### WHAT IS REQUIRED
Repeat what the lines below say, word for word, and skip every image.

### EXTRACTED DATA
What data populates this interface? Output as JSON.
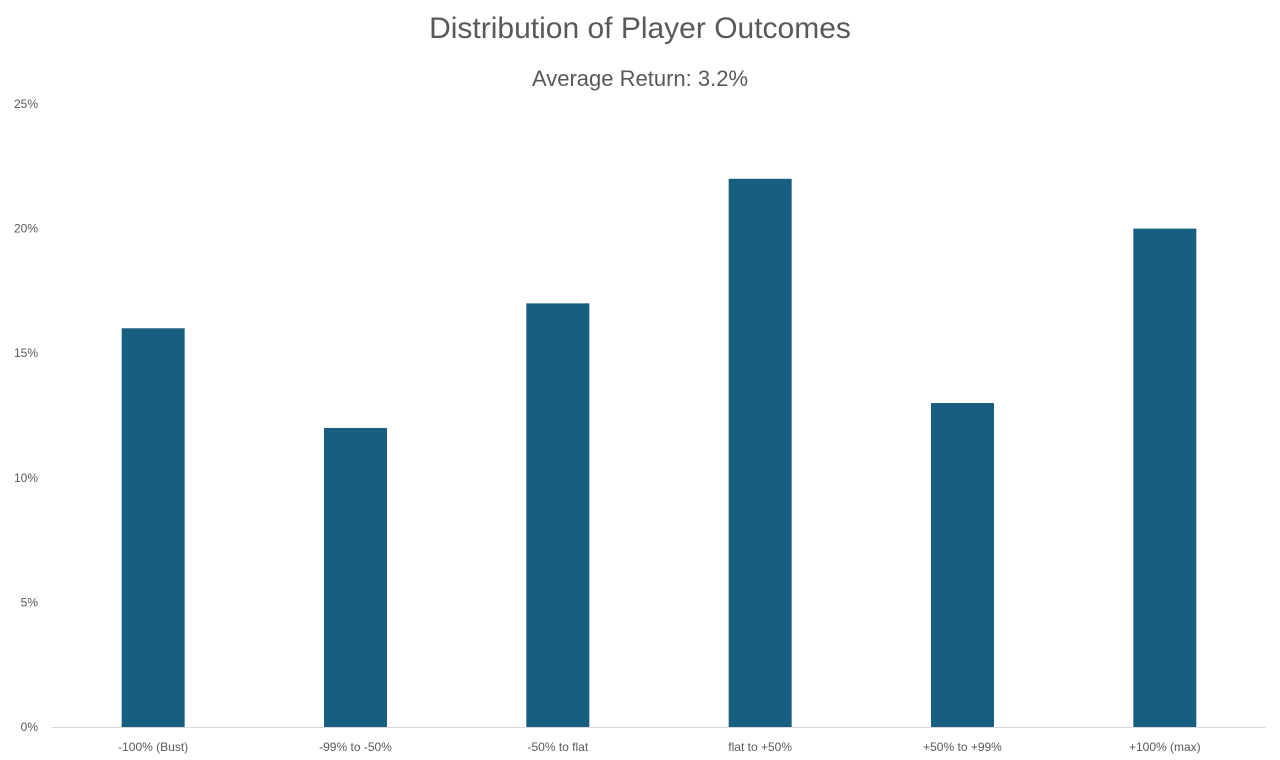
{
  "chart_data": {
    "type": "bar",
    "title": "Distribution of Player Outcomes",
    "subtitle": "Average Return: 3.2%",
    "categories": [
      "-100% (Bust)",
      "-99% to -50%",
      "-50% to flat",
      "flat to +50%",
      "+50% to +99%",
      "+100% (max)"
    ],
    "values": [
      16,
      12,
      17,
      22,
      13,
      20
    ],
    "ylim": [
      0,
      25
    ],
    "yticks": [
      "0%",
      "5%",
      "10%",
      "15%",
      "20%",
      "25%"
    ],
    "ytick_values": [
      0,
      5,
      10,
      15,
      20,
      25
    ],
    "grid": false,
    "bar_color": "#175E81",
    "xlabel": "",
    "ylabel": ""
  }
}
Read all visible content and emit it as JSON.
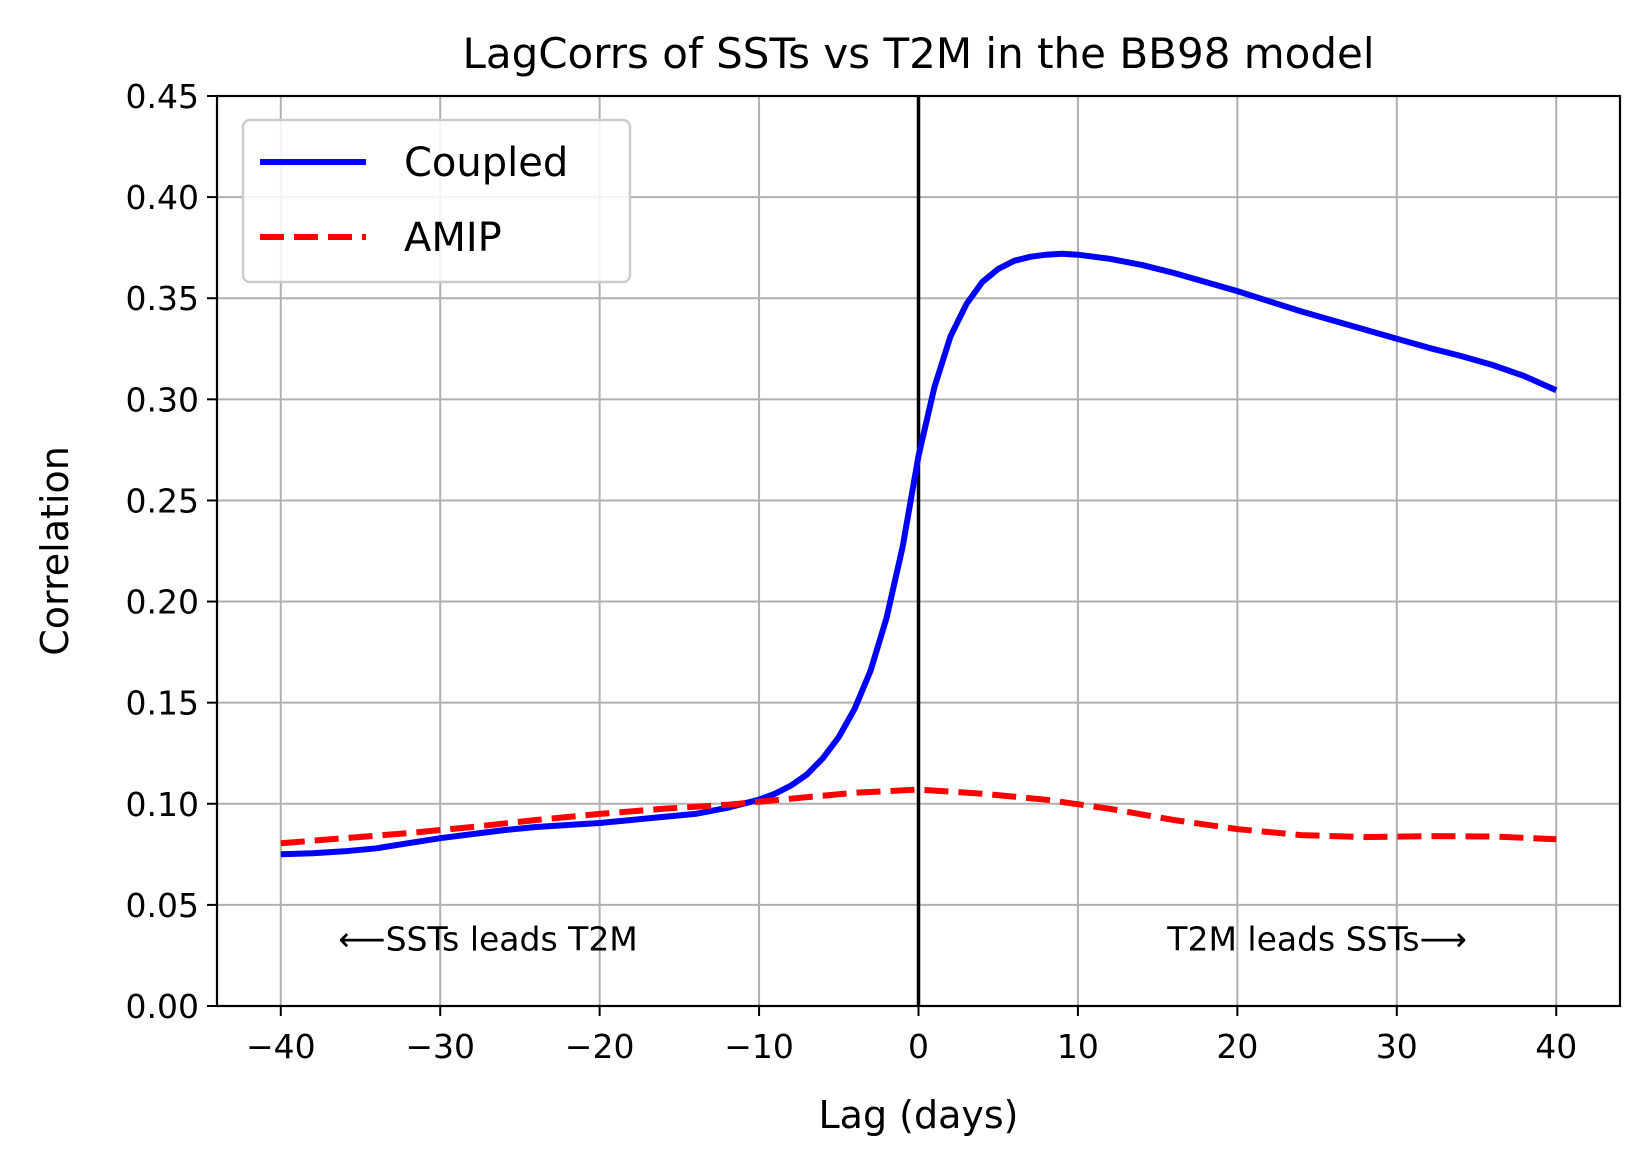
{
  "chart_data": {
    "type": "line",
    "title": "LagCorrs of SSTs vs T2M in the BB98 model",
    "xlabel": "Lag (days)",
    "ylabel": "Correlation",
    "xlim": [
      -44,
      44
    ],
    "ylim": [
      0,
      0.45
    ],
    "xticks": [
      -40,
      -30,
      -20,
      -10,
      0,
      10,
      20,
      30,
      40
    ],
    "xtick_labels": [
      "−40",
      "−30",
      "−20",
      "−10",
      "0",
      "10",
      "20",
      "30",
      "40"
    ],
    "yticks": [
      0,
      0.05,
      0.1,
      0.15,
      0.2,
      0.25,
      0.3,
      0.35,
      0.4,
      0.45
    ],
    "ytick_labels": [
      "0.00",
      "0.05",
      "0.10",
      "0.15",
      "0.20",
      "0.25",
      "0.30",
      "0.35",
      "0.40",
      "0.45"
    ],
    "grid": true,
    "legend_position": "top-left",
    "vline_x": 0,
    "series": [
      {
        "name": "Coupled",
        "color": "#0000ff",
        "style": "solid",
        "x": [
          -40,
          -38,
          -36,
          -34,
          -32,
          -30,
          -28,
          -26,
          -24,
          -22,
          -20,
          -18,
          -16,
          -14,
          -12,
          -10,
          -9,
          -8,
          -7,
          -6,
          -5,
          -4,
          -3,
          -2,
          -1,
          0,
          1,
          2,
          3,
          4,
          5,
          6,
          7,
          8,
          9,
          10,
          12,
          14,
          16,
          18,
          20,
          22,
          24,
          26,
          28,
          30,
          32,
          34,
          36,
          38,
          40
        ],
        "values": [
          0.075,
          0.0755,
          0.0765,
          0.078,
          0.0805,
          0.083,
          0.085,
          0.087,
          0.0885,
          0.0895,
          0.0905,
          0.092,
          0.0935,
          0.095,
          0.098,
          0.102,
          0.105,
          0.109,
          0.1145,
          0.1225,
          0.133,
          0.147,
          0.166,
          0.192,
          0.227,
          0.272,
          0.306,
          0.331,
          0.347,
          0.358,
          0.3645,
          0.3685,
          0.3705,
          0.3715,
          0.372,
          0.3715,
          0.3695,
          0.3665,
          0.3625,
          0.358,
          0.3535,
          0.3485,
          0.3435,
          0.339,
          0.3345,
          0.33,
          0.3255,
          0.3215,
          0.317,
          0.3115,
          0.3045
        ]
      },
      {
        "name": "AMIP",
        "color": "#ff0000",
        "style": "dashed",
        "x": [
          -40,
          -36,
          -32,
          -28,
          -24,
          -20,
          -16,
          -12,
          -8,
          -4,
          0,
          4,
          8,
          12,
          16,
          20,
          24,
          28,
          32,
          36,
          40
        ],
        "values": [
          0.0805,
          0.083,
          0.0855,
          0.0885,
          0.092,
          0.095,
          0.0975,
          0.0995,
          0.1025,
          0.1055,
          0.107,
          0.105,
          0.102,
          0.0975,
          0.092,
          0.0875,
          0.0845,
          0.0835,
          0.084,
          0.0838,
          0.0825
        ]
      }
    ],
    "annotations": [
      {
        "name": "left",
        "text": "SSTs leads T2M",
        "arrow": "⟵",
        "x": -27
      },
      {
        "name": "right",
        "text": "T2M leads SSTs",
        "arrow": "⟶",
        "x": 25
      }
    ]
  }
}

### OUTPUT BELOW
What data populates this interface? Output as JSON.
{
  "chart_data": {
    "type": "bar",
    "title": "Distribution of Player Outcomes",
    "subtitle": "Average Return: 3.2%",
    "categories": [
      "-100% (Bust)",
      "-99% to -50%",
      "-50% to flat",
      "flat to +50%",
      "+50% to +99%",
      "+100% (max)"
    ],
    "values": [
      16,
      12,
      17,
      22,
      13,
      20
    ],
    "ylim": [
      0,
      25
    ],
    "yticks": [
      "0%",
      "5%",
      "10%",
      "15%",
      "20%",
      "25%"
    ],
    "ytick_values": [
      0,
      5,
      10,
      15,
      20,
      25
    ],
    "grid": false,
    "bar_color": "#175E81",
    "xlabel": "",
    "ylabel": ""
  }
}
Read all visible content and emit it as JSON.
{
  "chart_data": {
    "type": "line",
    "title": "LagCorrs of SSTs vs T2M in the BB98 model",
    "xlabel": "Lag (days)",
    "ylabel": "Correlation",
    "xlim": [
      -44,
      44
    ],
    "ylim": [
      0,
      0.45
    ],
    "xticks": [
      -40,
      -30,
      -20,
      -10,
      0,
      10,
      20,
      30,
      40
    ],
    "xtick_labels": [
      "−40",
      "−30",
      "−20",
      "−10",
      "0",
      "10",
      "20",
      "30",
      "40"
    ],
    "yticks": [
      0,
      0.05,
      0.1,
      0.15,
      0.2,
      0.25,
      0.3,
      0.35,
      0.4,
      0.45
    ],
    "ytick_labels": [
      "0.00",
      "0.05",
      "0.10",
      "0.15",
      "0.20",
      "0.25",
      "0.30",
      "0.35",
      "0.40",
      "0.45"
    ],
    "grid": true,
    "legend_position": "top-left",
    "vline_x": 0,
    "series": [
      {
        "name": "Coupled",
        "color": "#0000ff",
        "style": "solid",
        "x": [
          -40,
          -38,
          -36,
          -34,
          -32,
          -30,
          -28,
          -26,
          -24,
          -22,
          -20,
          -18,
          -16,
          -14,
          -12,
          -10,
          -9,
          -8,
          -7,
          -6,
          -5,
          -4,
          -3,
          -2,
          -1,
          0,
          1,
          2,
          3,
          4,
          5,
          6,
          7,
          8,
          9,
          10,
          12,
          14,
          16,
          18,
          20,
          22,
          24,
          26,
          28,
          30,
          32,
          34,
          36,
          38,
          40
        ],
        "values": [
          0.075,
          0.0755,
          0.0765,
          0.078,
          0.0805,
          0.083,
          0.085,
          0.087,
          0.0885,
          0.0895,
          0.0905,
          0.092,
          0.0935,
          0.095,
          0.098,
          0.102,
          0.105,
          0.109,
          0.1145,
          0.1225,
          0.133,
          0.147,
          0.166,
          0.192,
          0.227,
          0.272,
          0.306,
          0.331,
          0.347,
          0.358,
          0.3645,
          0.3685,
          0.3705,
          0.3715,
          0.372,
          0.3715,
          0.3695,
          0.3665,
          0.3625,
          0.358,
          0.3535,
          0.3485,
          0.3435,
          0.339,
          0.3345,
          0.33,
          0.3255,
          0.3215,
          0.317,
          0.3115,
          0.3045
        ]
      },
      {
        "name": "AMIP",
        "color": "#ff0000",
        "style": "dashed",
        "x": [
          -40,
          -36,
          -32,
          -28,
          -24,
          -20,
          -16,
          -12,
          -8,
          -4,
          0,
          4,
          8,
          12,
          16,
          20,
          24,
          28,
          32,
          36,
          40
        ],
        "values": [
          0.0805,
          0.083,
          0.0855,
          0.0885,
          0.092,
          0.095,
          0.0975,
          0.0995,
          0.1025,
          0.1055,
          0.107,
          0.105,
          0.102,
          0.0975,
          0.092,
          0.0875,
          0.0845,
          0.0835,
          0.084,
          0.0838,
          0.0825
        ]
      }
    ],
    "annotations": [
      {
        "name": "left",
        "text": "SSTs leads T2M",
        "arrow": "⟵",
        "x": -27
      },
      {
        "name": "right",
        "text": "T2M leads SSTs",
        "arrow": "⟶",
        "x": 25
      }
    ]
  }
}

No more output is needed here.